▶ [JOB] Please convert the lines below into a Markdown table with two columns, Row and Line Text, giving each line a row number and leaving out any blank lines.

* BEGIN *

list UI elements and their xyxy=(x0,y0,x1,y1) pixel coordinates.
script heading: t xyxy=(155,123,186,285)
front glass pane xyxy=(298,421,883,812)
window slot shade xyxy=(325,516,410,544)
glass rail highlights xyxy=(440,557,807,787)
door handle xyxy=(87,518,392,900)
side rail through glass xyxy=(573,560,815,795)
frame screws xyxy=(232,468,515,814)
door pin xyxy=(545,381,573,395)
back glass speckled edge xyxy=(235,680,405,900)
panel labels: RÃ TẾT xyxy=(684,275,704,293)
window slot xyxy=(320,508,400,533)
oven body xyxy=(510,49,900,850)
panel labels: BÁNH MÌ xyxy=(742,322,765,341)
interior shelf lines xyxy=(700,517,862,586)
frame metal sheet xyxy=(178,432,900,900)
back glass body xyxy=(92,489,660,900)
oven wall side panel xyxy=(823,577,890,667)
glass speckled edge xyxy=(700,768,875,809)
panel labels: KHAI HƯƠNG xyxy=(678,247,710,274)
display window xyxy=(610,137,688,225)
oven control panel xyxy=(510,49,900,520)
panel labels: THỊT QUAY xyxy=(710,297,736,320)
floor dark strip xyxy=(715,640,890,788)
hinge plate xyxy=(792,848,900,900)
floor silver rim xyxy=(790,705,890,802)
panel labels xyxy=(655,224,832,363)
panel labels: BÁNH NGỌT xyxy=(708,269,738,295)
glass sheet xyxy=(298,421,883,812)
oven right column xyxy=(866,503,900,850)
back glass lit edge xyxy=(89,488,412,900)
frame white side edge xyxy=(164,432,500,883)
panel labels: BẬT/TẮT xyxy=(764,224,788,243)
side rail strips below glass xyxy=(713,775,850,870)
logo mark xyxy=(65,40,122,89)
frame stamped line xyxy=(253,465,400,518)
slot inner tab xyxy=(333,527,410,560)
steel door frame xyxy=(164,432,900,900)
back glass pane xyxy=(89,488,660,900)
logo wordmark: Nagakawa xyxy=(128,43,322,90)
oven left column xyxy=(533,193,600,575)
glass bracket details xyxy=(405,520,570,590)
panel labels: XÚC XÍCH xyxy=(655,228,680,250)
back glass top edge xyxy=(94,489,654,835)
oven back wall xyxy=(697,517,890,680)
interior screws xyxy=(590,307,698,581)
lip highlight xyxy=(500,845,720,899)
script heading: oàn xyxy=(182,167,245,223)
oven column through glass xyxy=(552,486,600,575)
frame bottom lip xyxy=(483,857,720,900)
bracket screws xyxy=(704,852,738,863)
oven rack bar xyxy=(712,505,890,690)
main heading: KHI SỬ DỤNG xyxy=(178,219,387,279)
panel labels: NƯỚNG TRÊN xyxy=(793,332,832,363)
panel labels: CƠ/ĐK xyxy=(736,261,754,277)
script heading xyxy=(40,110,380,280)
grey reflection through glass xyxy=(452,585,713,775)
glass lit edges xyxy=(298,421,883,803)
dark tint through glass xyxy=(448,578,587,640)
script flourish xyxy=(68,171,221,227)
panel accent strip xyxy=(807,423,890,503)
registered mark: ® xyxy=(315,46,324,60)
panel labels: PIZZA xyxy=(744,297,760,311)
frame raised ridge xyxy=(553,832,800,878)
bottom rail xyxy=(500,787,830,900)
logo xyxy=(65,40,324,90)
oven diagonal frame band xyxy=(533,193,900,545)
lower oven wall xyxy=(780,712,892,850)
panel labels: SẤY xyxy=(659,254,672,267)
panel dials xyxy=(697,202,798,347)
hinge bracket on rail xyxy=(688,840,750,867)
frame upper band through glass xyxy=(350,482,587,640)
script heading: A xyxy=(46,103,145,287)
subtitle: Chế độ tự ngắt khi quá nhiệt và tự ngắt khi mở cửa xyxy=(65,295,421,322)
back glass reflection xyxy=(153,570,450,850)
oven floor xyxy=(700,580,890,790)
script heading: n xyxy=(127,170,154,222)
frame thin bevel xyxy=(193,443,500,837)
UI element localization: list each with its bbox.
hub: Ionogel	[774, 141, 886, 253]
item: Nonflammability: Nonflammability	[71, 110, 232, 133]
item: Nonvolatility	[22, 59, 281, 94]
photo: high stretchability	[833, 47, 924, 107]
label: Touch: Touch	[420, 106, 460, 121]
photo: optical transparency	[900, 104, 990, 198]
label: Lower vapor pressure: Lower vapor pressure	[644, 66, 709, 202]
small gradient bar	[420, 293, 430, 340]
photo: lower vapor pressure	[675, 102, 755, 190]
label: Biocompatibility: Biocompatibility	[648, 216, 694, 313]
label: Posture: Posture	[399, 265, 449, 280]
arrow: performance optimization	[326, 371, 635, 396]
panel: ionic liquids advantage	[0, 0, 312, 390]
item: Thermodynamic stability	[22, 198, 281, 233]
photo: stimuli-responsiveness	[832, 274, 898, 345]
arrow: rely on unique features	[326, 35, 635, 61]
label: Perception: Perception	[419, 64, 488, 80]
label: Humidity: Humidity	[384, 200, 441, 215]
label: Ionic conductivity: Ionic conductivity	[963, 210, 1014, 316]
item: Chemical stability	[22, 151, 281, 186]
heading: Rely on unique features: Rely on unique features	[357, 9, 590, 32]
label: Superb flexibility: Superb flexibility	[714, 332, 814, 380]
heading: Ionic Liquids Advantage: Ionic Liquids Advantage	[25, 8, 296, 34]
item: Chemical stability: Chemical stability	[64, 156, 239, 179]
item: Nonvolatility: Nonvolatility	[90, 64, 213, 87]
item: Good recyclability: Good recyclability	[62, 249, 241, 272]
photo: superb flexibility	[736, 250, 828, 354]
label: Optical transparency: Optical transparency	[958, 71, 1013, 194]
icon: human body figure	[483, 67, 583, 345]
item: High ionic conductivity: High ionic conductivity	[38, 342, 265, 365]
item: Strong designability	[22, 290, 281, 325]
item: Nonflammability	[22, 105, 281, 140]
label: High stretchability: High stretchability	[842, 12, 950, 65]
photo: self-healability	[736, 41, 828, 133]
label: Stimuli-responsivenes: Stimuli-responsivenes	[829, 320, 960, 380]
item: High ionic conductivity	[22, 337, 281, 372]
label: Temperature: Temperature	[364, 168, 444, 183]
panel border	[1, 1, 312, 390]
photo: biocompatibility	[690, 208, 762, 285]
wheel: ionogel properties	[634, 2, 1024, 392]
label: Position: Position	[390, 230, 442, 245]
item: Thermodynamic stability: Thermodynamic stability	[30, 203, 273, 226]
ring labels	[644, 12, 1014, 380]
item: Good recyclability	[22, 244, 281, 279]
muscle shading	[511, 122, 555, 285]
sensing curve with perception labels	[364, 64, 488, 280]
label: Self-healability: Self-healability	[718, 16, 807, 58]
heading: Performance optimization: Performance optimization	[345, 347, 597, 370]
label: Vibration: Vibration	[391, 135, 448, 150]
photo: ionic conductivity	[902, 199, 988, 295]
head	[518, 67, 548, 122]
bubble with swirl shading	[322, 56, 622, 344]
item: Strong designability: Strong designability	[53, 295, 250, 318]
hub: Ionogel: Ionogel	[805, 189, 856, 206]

* END *

▶ [TASK RESPONSE]
| Row | Line Text |
|---|---|
| 1 | list UI elements and their xyxy=(x0,y0,x1,y1) pixel coordinates. |
| 2 | script heading: t xyxy=(155,123,186,285) |
| 3 | front glass pane xyxy=(298,421,883,812) |
| 4 | window slot shade xyxy=(325,516,410,544) |
| 5 | glass rail highlights xyxy=(440,557,807,787) |
| 6 | door handle xyxy=(87,518,392,900) |
| 7 | side rail through glass xyxy=(573,560,815,795) |
| 8 | frame screws xyxy=(232,468,515,814) |
| 9 | door pin xyxy=(545,381,573,395) |
| 10 | back glass speckled edge xyxy=(235,680,405,900) |
| 11 | panel labels: RÃ TẾT xyxy=(684,275,704,293) |
| 12 | window slot xyxy=(320,508,400,533) |
| 13 | oven body xyxy=(510,49,900,850) |
| 14 | panel labels: BÁNH MÌ xyxy=(742,322,765,341) |
| 15 | interior shelf lines xyxy=(700,517,862,586) |
| 16 | frame metal sheet xyxy=(178,432,900,900) |
| 17 | back glass body xyxy=(92,489,660,900) |
| 18 | oven wall side panel xyxy=(823,577,890,667) |
| 19 | glass speckled edge xyxy=(700,768,875,809) |
| 20 | panel labels: KHAI HƯƠNG xyxy=(678,247,710,274) |
| 21 | display window xyxy=(610,137,688,225) |
| 22 | oven control panel xyxy=(510,49,900,520) |
| 23 | panel labels: THỊT QUAY xyxy=(710,297,736,320) |
| 24 | floor dark strip xyxy=(715,640,890,788) |
| 25 | hinge plate xyxy=(792,848,900,900) |
| 26 | floor silver rim xyxy=(790,705,890,802) |
| 27 | panel labels xyxy=(655,224,832,363) |
| 28 | panel labels: BÁNH NGỌT xyxy=(708,269,738,295) |
| 29 | glass sheet xyxy=(298,421,883,812) |
| 30 | oven right column xyxy=(866,503,900,850) |
| 31 | back glass lit edge xyxy=(89,488,412,900) |
| 32 | frame white side edge xyxy=(164,432,500,883) |
| 33 | panel labels: BẬT/TẮT xyxy=(764,224,788,243) |
| 34 | side rail strips below glass xyxy=(713,775,850,870) |
| 35 | logo mark xyxy=(65,40,122,89) |
| 36 | frame stamped line xyxy=(253,465,400,518) |
| 37 | slot inner tab xyxy=(333,527,410,560) |
| 38 | steel door frame xyxy=(164,432,900,900) |
| 39 | back glass pane xyxy=(89,488,660,900) |
| 40 | logo wordmark: Nagakawa xyxy=(128,43,322,90) |
| 41 | oven left column xyxy=(533,193,600,575) |
| 42 | glass bracket details xyxy=(405,520,570,590) |
| 43 | panel labels: XÚC XÍCH xyxy=(655,228,680,250) |
| 44 | back glass top edge xyxy=(94,489,654,835) |
| 45 | oven back wall xyxy=(697,517,890,680) |
| 46 | interior screws xyxy=(590,307,698,581) |
| 47 | lip highlight xyxy=(500,845,720,899) |
| 48 | script heading: oàn xyxy=(182,167,245,223) |
| 49 | oven column through glass xyxy=(552,486,600,575) |
| 50 | frame bottom lip xyxy=(483,857,720,900) |
| 51 | bracket screws xyxy=(704,852,738,863) |
| 52 | oven rack bar xyxy=(712,505,890,690) |
| 53 | main heading: KHI SỬ DỤNG xyxy=(178,219,387,279) |
| 54 | panel labels: NƯỚNG TRÊN xyxy=(793,332,832,363) |
| 55 | panel labels: CƠ/ĐK xyxy=(736,261,754,277) |
| 56 | script heading xyxy=(40,110,380,280) |
| 57 | grey reflection through glass xyxy=(452,585,713,775) |
| 58 | glass lit edges xyxy=(298,421,883,803) |
| 59 | dark tint through glass xyxy=(448,578,587,640) |
| 60 | script flourish xyxy=(68,171,221,227) |
| 61 | panel accent strip xyxy=(807,423,890,503) |
| 62 | registered mark: ® xyxy=(315,46,324,60) |
| 63 | panel labels: PIZZA xyxy=(744,297,760,311) |
| 64 | frame raised ridge xyxy=(553,832,800,878) |
| 65 | bottom rail xyxy=(500,787,830,900) |
| 66 | logo xyxy=(65,40,324,90) |
| 67 | oven diagonal frame band xyxy=(533,193,900,545) |
| 68 | lower oven wall xyxy=(780,712,892,850) |
| 69 | panel labels: SẤY xyxy=(659,254,672,267) |
| 70 | panel dials xyxy=(697,202,798,347) |
| 71 | hinge bracket on rail xyxy=(688,840,750,867) |
| 72 | frame upper band through glass xyxy=(350,482,587,640) |
| 73 | script heading: A xyxy=(46,103,145,287) |
| 74 | subtitle: Chế độ tự ngắt khi quá nhiệt và tự ngắt khi mở cửa xyxy=(65,295,421,322) |
| 75 | back glass reflection xyxy=(153,570,450,850) |
| 76 | oven floor xyxy=(700,580,890,790) |
| 77 | script heading: n xyxy=(127,170,154,222) |
| 78 | frame thin bevel xyxy=(193,443,500,837) |
| 79 | UI element localization: list each with its bbox. |
| 80 | hub: Ionogel	[774, 141, 886, 253] |
| 81 | item: Nonflammability: Nonflammability	[71, 110, 232, 133] |
| 82 | item: Nonvolatility	[22, 59, 281, 94] |
| 83 | photo: high stretchability	[833, 47, 924, 107] |
| 84 | label: Touch: Touch	[420, 106, 460, 121] |
| 85 | photo: optical transparency	[900, 104, 990, 198] |
| 86 | label: Lower vapor pressure: Lower vapor pressure	[644, 66, 709, 202] |
| 87 | small gradient bar	[420, 293, 430, 340] |
| 88 | photo: lower vapor pressure	[675, 102, 755, 190] |
| 89 | label: Biocompatibility: Biocompatibility	[648, 216, 694, 313] |
| 90 | label: Posture: Posture	[399, 265, 449, 280] |
| 91 | arrow: performance optimization	[326, 371, 635, 396] |
| 92 | panel: ionic liquids advantage	[0, 0, 312, 390] |
| 93 | item: Thermodynamic stability	[22, 198, 281, 233] |
| 94 | photo: stimuli-responsiveness	[832, 274, 898, 345] |
| 95 | arrow: rely on unique features	[326, 35, 635, 61] |
| 96 | label: Perception: Perception	[419, 64, 488, 80] |
| 97 | label: Humidity: Humidity	[384, 200, 441, 215] |
| 98 | label: Ionic conductivity: Ionic conductivity	[963, 210, 1014, 316] |
| 99 | item: Chemical stability	[22, 151, 281, 186] |
| 100 | heading: Rely on unique features: Rely on unique features	[357, 9, 590, 32] |
| 101 | label: Superb flexibility: Superb flexibility	[714, 332, 814, 380] |
| 102 | heading: Ionic Liquids Advantage: Ionic Liquids Advantage	[25, 8, 296, 34] |
| 103 | item: Chemical stability: Chemical stability	[64, 156, 239, 179] |
| 104 | item: Nonvolatility: Nonvolatility	[90, 64, 213, 87] |
| 105 | item: Good recyclability: Good recyclability	[62, 249, 241, 272] |
| 106 | photo: superb flexibility	[736, 250, 828, 354] |
| 107 | label: Optical transparency: Optical transparency	[958, 71, 1013, 194] |
| 108 | icon: human body figure	[483, 67, 583, 345] |
| 109 | item: High ionic conductivity: High ionic conductivity	[38, 342, 265, 365] |
| 110 | item: Strong designability	[22, 290, 281, 325] |
| 111 | item: Nonflammability	[22, 105, 281, 140] |
| 112 | label: High stretchability: High stretchability	[842, 12, 950, 65] |
| 113 | photo: self-healability	[736, 41, 828, 133] |
| 114 | label: Stimuli-responsivenes: Stimuli-responsivenes	[829, 320, 960, 380] |
| 115 | item: High ionic conductivity	[22, 337, 281, 372] |
| 116 | label: Temperature: Temperature	[364, 168, 444, 183] |
| 117 | panel border	[1, 1, 312, 390] |
| 118 | photo: biocompatibility	[690, 208, 762, 285] |
| 119 | wheel: ionogel properties	[634, 2, 1024, 392] |
| 120 | label: Position: Position	[390, 230, 442, 245] |
| 121 | item: Thermodynamic stability: Thermodynamic stability	[30, 203, 273, 226] |
| 122 | ring labels	[644, 12, 1014, 380] |
| 123 | item: Good recyclability	[22, 244, 281, 279] |
| 124 | muscle shading	[511, 122, 555, 285] |
| 125 | sensing curve with perception labels	[364, 64, 488, 280] |
| 126 | label: Self-healability: Self-healability	[718, 16, 807, 58] |
| 127 | heading: Performance optimization: Performance optimization	[345, 347, 597, 370] |
| 128 | label: Vibration: Vibration	[391, 135, 448, 150] |
| 129 | photo: ionic conductivity	[902, 199, 988, 295] |
| 130 | head	[518, 67, 548, 122] |
| 131 | bubble with swirl shading	[322, 56, 622, 344] |
| 132 | item: Strong designability: Strong designability	[53, 295, 250, 318] |
| 133 | hub: Ionogel: Ionogel	[805, 189, 856, 206] |